- DO THIS -
Go through the records underneath and write each one out again exactly.

- Data items -
□ □ □ □ □ □ □

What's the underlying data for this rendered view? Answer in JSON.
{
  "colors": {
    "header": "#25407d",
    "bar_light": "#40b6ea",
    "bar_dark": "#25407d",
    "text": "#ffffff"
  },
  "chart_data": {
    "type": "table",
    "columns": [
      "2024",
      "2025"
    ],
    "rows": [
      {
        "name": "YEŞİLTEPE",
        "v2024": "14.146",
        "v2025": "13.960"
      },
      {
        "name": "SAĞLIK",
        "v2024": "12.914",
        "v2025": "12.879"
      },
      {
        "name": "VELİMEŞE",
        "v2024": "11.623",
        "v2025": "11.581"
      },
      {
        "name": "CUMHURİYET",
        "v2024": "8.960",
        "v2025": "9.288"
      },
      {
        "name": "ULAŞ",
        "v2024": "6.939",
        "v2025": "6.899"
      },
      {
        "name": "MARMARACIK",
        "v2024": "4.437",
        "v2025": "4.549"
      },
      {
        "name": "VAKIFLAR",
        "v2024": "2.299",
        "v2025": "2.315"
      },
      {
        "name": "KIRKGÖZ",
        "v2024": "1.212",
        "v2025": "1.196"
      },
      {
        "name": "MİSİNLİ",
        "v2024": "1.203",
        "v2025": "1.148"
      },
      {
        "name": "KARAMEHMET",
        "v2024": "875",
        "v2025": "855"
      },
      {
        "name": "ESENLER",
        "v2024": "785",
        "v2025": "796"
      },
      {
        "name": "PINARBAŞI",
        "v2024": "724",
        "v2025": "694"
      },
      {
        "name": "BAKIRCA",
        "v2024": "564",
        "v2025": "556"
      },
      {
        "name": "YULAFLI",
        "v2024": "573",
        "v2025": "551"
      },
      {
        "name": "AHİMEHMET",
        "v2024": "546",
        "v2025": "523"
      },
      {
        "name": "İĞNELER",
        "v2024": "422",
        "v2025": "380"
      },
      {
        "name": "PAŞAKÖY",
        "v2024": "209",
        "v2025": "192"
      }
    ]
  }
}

□ □ □ □ □ □ □

- COMPLETED TASK -
What's the underlying data for this rendered view? Answer in JSON.
{
  "colors": {
    "header": "#25407d",
    "bar_light": "#40b6ea",
    "bar_dark": "#25407d",
    "text": "#ffffff"
  },
  "chart_data": {
    "type": "table",
    "columns": [
      "2024",
      "2025"
    ],
    "rows": [
      {
        "name": "YEŞİLTEPE",
        "v2024": "14.146",
        "v2025": "13.960"
      },
      {
        "name": "SAĞLIK",
        "v2024": "12.914",
        "v2025": "12.879"
      },
      {
        "name": "VELİMEŞE",
        "v2024": "11.623",
        "v2025": "11.581"
      },
      {
        "name": "CUMHURİYET",
        "v2024": "8.960",
        "v2025": "9.288"
      },
      {
        "name": "ULAŞ",
        "v2024": "6.939",
        "v2025": "6.899"
      },
      {
        "name": "MARMARACIK",
        "v2024": "4.437",
        "v2025": "4.549"
      },
      {
        "name": "VAKIFLAR",
        "v2024": "2.299",
        "v2025": "2.315"
      },
      {
        "name": "KIRKGÖZ",
        "v2024": "1.212",
        "v2025": "1.196"
      },
      {
        "name": "MİSİNLİ",
        "v2024": "1.203",
        "v2025": "1.148"
      },
      {
        "name": "KARAMEHMET",
        "v2024": "875",
        "v2025": "855"
      },
      {
        "name": "ESENLER",
        "v2024": "785",
        "v2025": "796"
      },
      {
        "name": "PINARBAŞI",
        "v2024": "724",
        "v2025": "694"
      },
      {
        "name": "BAKIRCA",
        "v2024": "564",
        "v2025": "556"
      },
      {
        "name": "YULAFLI",
        "v2024": "573",
        "v2025": "551"
      },
      {
        "name": "AHİMEHMET",
        "v2024": "546",
        "v2025": "523"
      },
      {
        "name": "İĞNELER",
        "v2024": "422",
        "v2025": "380"
      },
      {
        "name": "PAŞAKÖY",
        "v2024": "209",
        "v2025": "192"
      }
    ]
  }
}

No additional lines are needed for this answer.